___ Kutipan Halaman ___
RUU JH Perlu Pembahasan Komprehensif
Wakil Ketua KY Sukma Violetta dalam Lokakarya Urgensi RUU Jabatan Hakim dalam Meningkatkan Harkat dan Martabat Hakim di Yogyakarta, Kamis (03/11).

Yogyakarta (Komisi Yudisial) - Rancangan Undang-Undang Jabatan Hakim (RUU JH) yang telah menjadi agenda dalam Program Legislasi Nasional (Proglegnas) Tahun 2015-2019 Dewan Perwakilan Rakyat (DPR) memerlukan masukan dari berbagai pihak.
 
Komisi Yudisial (KY) sebagai salah satu lembaga negara yang memiliki wewenang untuk menjaga dan menegakkan kehormatan, keluhuran martabat, serta perilaku hakim memiliki peran untuk memberikan masukan sehingga RUU Jabatan Hakim dapat ditetapkan menjadi undang-undang yang ideal dan komprehensif.
 
"Masyarakat banyak yang menilai sosok hakim sekarang belum memenuhi harapan sebagai hakim yang ideal (yang mulia)," ujar Wakil Ketua KY Sukma Violetta dalam Lokakarya Urgensi RUU Jabatan Hakim dalam Meningkatkan Harkat dan Martabat Hakim di Yogyakarta, Kamis (03/11).
___ Data yang Diberikan ___
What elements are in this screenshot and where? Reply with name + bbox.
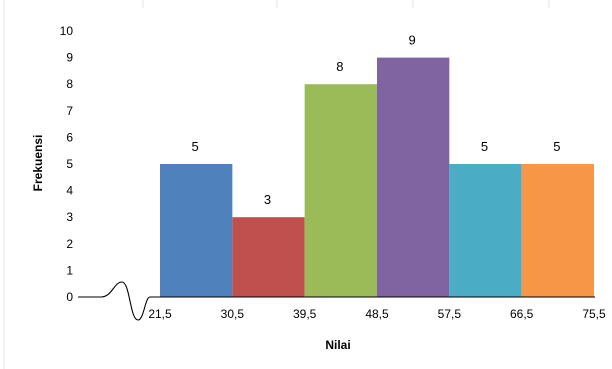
data-label: 5 (553, 139, 560, 154)
y-tick-label: 3 (66, 210, 73, 224)
y-axis-title: Frekuensi (31, 135, 45, 192)
y-tick-label: 10 (60, 24, 74, 38)
sheet-gridlines (3, 0, 550, 369)
data-labels: 5 3 8 9 5 5 (192, 33, 561, 208)
x-tick-label: 39,5 (293, 307, 317, 321)
x-axis-title: Nilai (325, 338, 350, 352)
bar (232, 217, 305, 297)
bar (304, 84, 377, 297)
bar (449, 164, 522, 297)
x-axis-ticks: 21,5 30,5 39,5 48,5 57,5 66,5 75,5 (148, 307, 606, 321)
y-tick-label: 8 (66, 77, 73, 91)
x-tick-label: 75,5 (582, 307, 606, 321)
x-tick-label: 48,5 (365, 307, 389, 321)
bar (521, 164, 594, 297)
y-tick-label: 7 (66, 104, 73, 118)
data-label: 9 (409, 33, 416, 48)
data-label: 5 (481, 139, 488, 154)
y-tick-label: 5 (66, 157, 73, 171)
y-tick-label: 2 (66, 237, 73, 251)
x-tick-label: 21,5 (148, 307, 172, 321)
data-label: 3 (264, 192, 271, 207)
y-axis-ticks: 0 1 2 3 4 5 6 7 8 9 10 (60, 24, 74, 304)
x-tick-label: 30,5 (221, 307, 245, 321)
x-axis-line (78, 281, 595, 321)
bar (377, 57, 450, 297)
bar (160, 164, 233, 297)
y-tick-label: 9 (66, 51, 73, 65)
y-tick-label: 4 (66, 184, 73, 198)
data-label: 8 (336, 59, 343, 74)
y-tick-label: 6 (66, 130, 73, 144)
data-label: 5 (192, 139, 199, 154)
bars (160, 57, 594, 297)
x-tick-label: 66,5 (510, 307, 534, 321)
y-tick-label: 0 (66, 290, 73, 304)
y-tick-label: 1 (66, 263, 73, 277)
x-tick-label: 57,5 (438, 307, 462, 321)
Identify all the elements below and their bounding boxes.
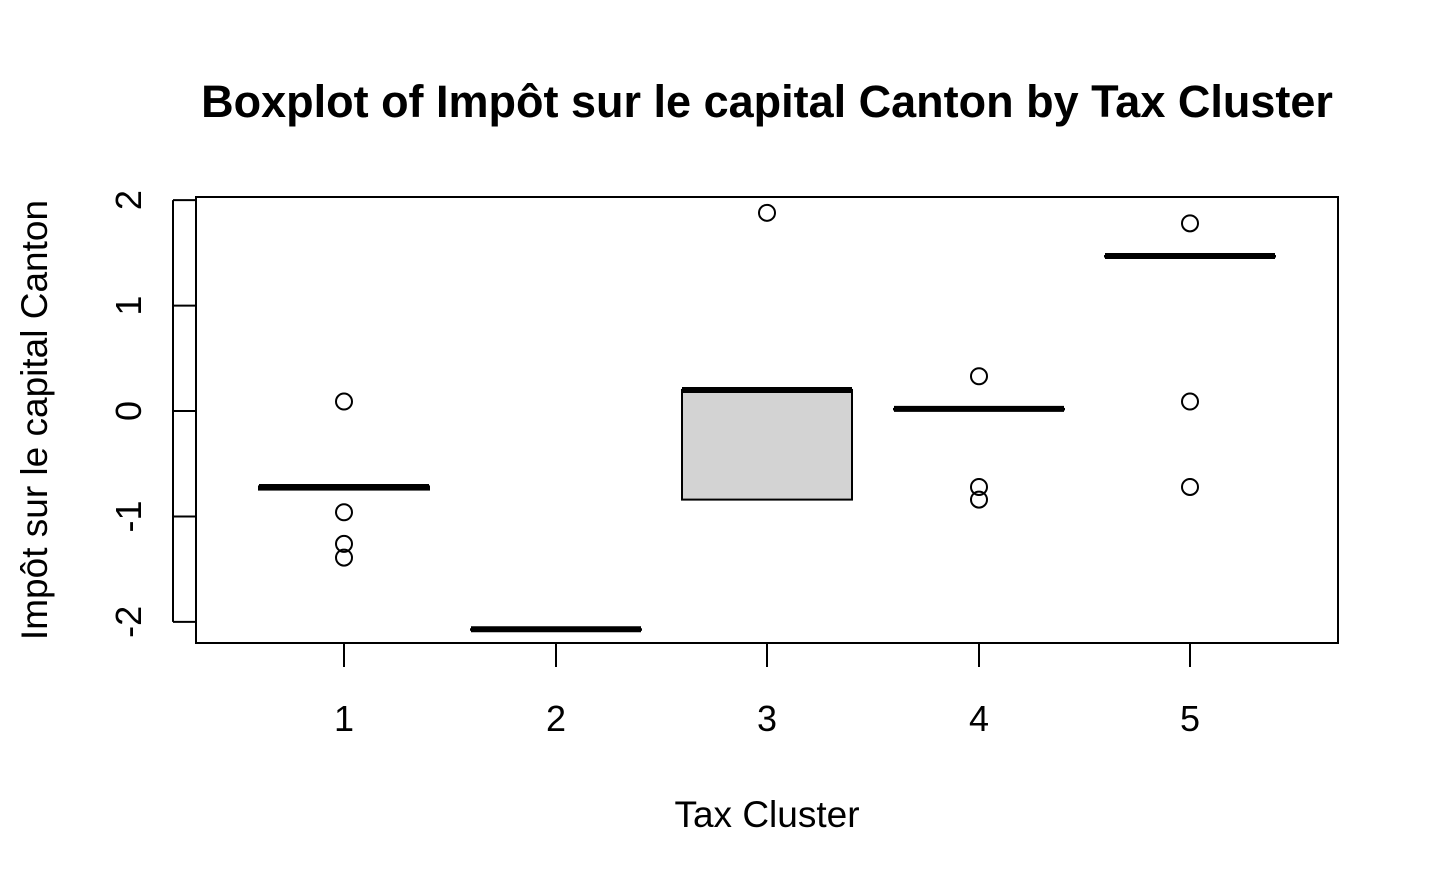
___
Daftar Tugas:
1. Tuliskan kembali bagian berita RUU Jabatan Hakim dari "RUU JH Perlu" hingga "dari berbagai pihak.", dengan mengganti "Lokakarya" menjadi "Seminar".
2. Lanjutkan berita tentang RUU Jabatan Hakim setelah kalimat terakhir yang tercantum.

Hasil Setiap Tugas:
1.
RUU JH Perlu Pembahasan Komprehensif
Wakil Ketua KY Sukma Violetta dalam Seminar Urgensi RUU Jabatan Hakim dalam Meningkatkan Harkat dan Martabat Hakim di Yogyakarta, Kamis (03/11).

Yogyakarta (Komisi Yudisial) - Rancangan Undang-Undang Jabatan Hakim (RUU JH) yang telah menjadi agenda dalam Program Legislasi Nasional (Proglegnas) Tahun 2015-2019 Dewan Perwakilan Rakyat (DPR) memerlukan masukan dari berbagai pihak.

2.
Untuk itu, KY menawarkan konsep shared responsibility. Di mana ada pembagian peran dan tanggung jawab antar organ negara, khususnya dalam pengelolaan jabatan hakim sebagai konsekuensi pejabat negara.
 
"Konsep shared responsibility bukan hal yang aneh dalam praktik bernegara kita, sehingga konsep shared responsibility patut dipertimbangkan dalam manajemen pengelolaan hakim," jelas lulusan University Nottingham ini.
 
Menurut Sukma, fokus RUU JH ini ada pada beberapa aspek, yaitu status jabatan, manajemen pengelolaan hakim, dan pengawasan kekuasaan kehakiman.
 
"Promosi dan mutasi yang baik serta pengawasan hakim yang baik, maka ada harapan besar akan menjadi pengadil yang baik demi keadilan di masyarakat," ujar Sukma.
 
Akademisi Universitas Islam Indonesia (UII) Prof. Mahfud M.D. mengatakan, kinerja kekuasaan kehakiman dan para hakim perlu diawasi karena filosofi kelembaganegaraan yang kita anut adalah checks and balances.
 
"Sesudah menyatakan hakim harus dimerdekakan dalam arti independensi dan imparsialitas, hakim perlu diawasi. Karena secara ketatanegaraan, kita memerlukan kekuasaan yang terbangun dalam checks and balances," ujar Guru Besar Fakultas Hukum Universitas Islam Indonesia ini.
 
Lebih lanjut, Mahfud mengatakan, untuk penguatan kelembagaan, KY harus optimis dengan penguatan hakim.
 
"Menghidupkan lembaga KY lebih kuat dengan cara menjamin jabatan hakim itu sebagai jabatan terhormat, sebagai pejabat negara melalui penguatan RUU ini," ujar Mahfud.
 
Terkait RUU JH, Mahfud menganggap RUU ini kurang memadai. Penjelasan filosofis, sosiologis dan yuridisnya belum menggambarkan apa dan bagaimana sosok RUU ini.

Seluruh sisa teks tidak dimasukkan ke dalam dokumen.